═════ Stored data

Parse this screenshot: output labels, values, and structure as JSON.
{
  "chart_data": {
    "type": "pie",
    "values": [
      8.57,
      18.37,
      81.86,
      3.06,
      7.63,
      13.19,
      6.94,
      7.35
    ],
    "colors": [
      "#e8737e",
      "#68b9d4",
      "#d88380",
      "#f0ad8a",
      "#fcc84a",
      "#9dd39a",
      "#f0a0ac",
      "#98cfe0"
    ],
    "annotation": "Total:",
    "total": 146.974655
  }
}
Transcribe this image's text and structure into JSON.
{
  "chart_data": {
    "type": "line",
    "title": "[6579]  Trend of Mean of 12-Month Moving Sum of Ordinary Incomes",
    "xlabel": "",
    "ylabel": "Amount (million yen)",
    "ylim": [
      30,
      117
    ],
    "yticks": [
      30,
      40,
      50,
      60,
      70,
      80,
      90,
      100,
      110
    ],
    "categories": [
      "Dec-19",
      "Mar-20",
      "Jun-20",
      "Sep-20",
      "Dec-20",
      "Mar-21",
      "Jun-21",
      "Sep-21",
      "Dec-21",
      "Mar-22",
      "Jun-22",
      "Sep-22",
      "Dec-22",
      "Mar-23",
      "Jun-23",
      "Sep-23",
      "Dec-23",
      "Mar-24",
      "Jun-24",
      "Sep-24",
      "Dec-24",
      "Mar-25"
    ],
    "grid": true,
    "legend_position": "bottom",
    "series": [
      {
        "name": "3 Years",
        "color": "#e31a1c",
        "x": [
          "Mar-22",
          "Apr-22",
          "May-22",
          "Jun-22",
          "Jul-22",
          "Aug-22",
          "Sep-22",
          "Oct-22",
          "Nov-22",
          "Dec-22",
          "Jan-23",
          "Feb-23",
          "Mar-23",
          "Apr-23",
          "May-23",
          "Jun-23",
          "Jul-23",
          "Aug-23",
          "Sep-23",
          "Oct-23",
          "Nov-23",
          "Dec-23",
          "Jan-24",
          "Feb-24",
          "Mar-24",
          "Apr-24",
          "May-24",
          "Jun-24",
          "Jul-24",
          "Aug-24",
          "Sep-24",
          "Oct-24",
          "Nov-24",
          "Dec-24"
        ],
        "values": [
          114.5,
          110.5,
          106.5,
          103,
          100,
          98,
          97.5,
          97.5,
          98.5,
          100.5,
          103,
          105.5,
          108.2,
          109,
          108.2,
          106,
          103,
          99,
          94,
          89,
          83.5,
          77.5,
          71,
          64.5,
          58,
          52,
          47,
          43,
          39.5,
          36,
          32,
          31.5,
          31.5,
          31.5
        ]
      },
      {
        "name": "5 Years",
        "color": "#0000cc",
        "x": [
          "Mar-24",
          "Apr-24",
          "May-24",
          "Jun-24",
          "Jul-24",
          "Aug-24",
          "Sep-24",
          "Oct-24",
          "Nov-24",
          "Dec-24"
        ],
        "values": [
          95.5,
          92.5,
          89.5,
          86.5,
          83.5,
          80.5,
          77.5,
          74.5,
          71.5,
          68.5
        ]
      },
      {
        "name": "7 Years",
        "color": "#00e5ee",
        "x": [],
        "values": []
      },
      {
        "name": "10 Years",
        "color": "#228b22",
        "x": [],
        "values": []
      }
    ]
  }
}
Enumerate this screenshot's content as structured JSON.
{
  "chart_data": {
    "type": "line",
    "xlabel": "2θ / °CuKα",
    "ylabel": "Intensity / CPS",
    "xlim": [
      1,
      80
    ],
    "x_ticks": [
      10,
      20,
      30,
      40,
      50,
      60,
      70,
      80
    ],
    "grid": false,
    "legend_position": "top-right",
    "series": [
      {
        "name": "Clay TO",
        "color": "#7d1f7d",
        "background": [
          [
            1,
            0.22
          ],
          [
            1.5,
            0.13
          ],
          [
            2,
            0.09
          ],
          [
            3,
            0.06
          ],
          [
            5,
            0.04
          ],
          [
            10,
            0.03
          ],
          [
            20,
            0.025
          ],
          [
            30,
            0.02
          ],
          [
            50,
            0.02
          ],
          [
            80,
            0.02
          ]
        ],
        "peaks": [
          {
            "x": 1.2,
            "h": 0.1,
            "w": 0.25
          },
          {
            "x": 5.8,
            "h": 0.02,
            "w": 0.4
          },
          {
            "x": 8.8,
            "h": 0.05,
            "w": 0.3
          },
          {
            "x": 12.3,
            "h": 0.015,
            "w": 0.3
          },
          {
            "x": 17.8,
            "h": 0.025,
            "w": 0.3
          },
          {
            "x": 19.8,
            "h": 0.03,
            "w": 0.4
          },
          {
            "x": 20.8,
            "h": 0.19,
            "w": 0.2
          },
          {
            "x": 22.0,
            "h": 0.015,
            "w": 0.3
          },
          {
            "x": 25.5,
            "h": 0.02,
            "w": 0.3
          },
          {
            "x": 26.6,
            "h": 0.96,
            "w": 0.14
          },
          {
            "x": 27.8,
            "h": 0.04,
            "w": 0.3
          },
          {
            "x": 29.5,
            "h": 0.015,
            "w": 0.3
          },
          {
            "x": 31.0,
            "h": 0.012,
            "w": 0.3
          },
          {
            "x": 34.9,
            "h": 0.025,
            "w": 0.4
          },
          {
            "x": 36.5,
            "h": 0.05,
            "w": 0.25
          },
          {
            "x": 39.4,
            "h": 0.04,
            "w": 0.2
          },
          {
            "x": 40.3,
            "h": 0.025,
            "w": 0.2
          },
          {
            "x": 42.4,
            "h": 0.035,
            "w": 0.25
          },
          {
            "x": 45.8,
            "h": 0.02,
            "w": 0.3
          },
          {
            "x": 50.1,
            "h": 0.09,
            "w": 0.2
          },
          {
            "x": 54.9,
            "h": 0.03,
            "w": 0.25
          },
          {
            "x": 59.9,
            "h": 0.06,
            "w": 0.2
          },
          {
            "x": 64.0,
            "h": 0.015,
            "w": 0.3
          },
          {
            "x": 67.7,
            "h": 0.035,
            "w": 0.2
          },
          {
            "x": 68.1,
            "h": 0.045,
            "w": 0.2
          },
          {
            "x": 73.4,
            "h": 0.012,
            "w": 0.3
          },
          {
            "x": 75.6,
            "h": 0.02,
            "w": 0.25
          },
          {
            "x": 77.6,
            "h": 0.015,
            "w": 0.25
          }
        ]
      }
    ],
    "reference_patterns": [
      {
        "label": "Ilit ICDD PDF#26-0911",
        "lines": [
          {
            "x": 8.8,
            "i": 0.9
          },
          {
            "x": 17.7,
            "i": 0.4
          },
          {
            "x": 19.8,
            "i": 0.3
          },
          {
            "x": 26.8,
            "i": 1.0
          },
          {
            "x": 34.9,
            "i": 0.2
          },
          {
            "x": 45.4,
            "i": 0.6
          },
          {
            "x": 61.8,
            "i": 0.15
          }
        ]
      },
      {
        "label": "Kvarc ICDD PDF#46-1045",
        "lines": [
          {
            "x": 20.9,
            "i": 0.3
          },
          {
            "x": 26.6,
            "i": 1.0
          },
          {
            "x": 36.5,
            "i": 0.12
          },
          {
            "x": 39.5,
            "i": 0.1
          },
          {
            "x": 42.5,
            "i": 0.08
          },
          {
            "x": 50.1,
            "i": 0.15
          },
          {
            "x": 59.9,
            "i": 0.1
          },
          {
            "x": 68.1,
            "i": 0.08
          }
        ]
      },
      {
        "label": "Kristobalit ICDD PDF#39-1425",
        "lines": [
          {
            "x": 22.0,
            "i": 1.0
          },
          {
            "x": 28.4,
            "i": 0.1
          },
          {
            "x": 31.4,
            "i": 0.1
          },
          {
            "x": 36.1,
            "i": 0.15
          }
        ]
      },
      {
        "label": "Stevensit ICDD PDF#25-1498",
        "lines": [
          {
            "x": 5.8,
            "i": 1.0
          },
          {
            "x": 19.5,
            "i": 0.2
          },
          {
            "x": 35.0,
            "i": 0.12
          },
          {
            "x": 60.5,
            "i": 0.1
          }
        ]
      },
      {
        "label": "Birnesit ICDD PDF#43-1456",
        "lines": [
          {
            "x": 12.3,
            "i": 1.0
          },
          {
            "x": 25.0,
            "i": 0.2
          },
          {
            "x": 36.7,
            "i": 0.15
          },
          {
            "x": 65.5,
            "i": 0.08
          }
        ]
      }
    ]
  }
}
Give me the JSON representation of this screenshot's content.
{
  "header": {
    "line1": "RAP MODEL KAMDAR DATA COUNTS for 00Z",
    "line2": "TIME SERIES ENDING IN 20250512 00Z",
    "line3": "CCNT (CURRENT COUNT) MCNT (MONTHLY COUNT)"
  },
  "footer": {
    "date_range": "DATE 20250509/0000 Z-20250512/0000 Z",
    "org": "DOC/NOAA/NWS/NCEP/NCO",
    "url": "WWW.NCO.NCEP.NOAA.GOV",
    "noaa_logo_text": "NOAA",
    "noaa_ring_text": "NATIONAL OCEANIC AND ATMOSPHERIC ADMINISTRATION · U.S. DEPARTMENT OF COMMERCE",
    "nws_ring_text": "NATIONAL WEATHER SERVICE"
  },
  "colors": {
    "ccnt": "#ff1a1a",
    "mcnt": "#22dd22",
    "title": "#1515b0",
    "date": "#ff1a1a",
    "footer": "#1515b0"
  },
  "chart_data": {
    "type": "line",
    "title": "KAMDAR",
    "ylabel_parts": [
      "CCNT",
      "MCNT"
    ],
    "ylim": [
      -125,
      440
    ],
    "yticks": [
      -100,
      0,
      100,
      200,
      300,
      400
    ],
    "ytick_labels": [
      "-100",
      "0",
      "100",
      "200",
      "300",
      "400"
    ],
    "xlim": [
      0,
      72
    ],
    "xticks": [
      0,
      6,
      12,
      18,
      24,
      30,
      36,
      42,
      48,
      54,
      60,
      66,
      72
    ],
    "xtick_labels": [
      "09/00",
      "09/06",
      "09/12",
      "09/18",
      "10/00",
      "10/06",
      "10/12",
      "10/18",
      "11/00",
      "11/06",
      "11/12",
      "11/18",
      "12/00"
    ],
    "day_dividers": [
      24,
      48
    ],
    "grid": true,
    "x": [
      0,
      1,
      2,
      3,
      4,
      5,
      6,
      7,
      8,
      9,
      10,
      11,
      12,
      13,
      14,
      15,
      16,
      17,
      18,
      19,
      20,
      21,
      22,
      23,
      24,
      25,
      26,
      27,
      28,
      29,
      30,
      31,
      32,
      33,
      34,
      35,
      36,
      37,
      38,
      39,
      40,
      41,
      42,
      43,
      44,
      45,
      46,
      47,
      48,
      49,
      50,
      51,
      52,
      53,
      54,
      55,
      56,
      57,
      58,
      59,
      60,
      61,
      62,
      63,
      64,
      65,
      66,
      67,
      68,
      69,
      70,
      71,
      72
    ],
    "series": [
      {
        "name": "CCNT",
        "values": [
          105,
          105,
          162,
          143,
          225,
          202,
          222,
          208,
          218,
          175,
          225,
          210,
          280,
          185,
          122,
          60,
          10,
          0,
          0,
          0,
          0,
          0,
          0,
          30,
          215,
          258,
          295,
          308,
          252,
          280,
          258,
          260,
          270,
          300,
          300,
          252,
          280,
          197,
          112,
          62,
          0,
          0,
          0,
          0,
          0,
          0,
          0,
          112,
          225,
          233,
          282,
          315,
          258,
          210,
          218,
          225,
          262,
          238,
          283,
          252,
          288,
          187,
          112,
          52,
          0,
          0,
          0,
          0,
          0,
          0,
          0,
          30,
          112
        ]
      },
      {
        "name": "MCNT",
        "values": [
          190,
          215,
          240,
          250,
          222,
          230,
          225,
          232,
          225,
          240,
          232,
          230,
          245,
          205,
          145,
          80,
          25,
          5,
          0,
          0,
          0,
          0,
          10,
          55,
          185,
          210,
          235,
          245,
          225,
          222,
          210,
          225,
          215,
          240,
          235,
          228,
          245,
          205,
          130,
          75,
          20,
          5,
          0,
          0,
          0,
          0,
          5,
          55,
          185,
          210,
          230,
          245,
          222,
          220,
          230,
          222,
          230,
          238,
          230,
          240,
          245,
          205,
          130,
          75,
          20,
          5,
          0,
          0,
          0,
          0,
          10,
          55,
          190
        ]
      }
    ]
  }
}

══════════

### Exercise prompt:
Pull every line containing "NCEP" out of the records.

### Solution to this problem:
    "org": "DOC/NOAA/NWS/NCEP/NCO",
    "url": "WWW.NCO.NCEP.NOAA.GOV",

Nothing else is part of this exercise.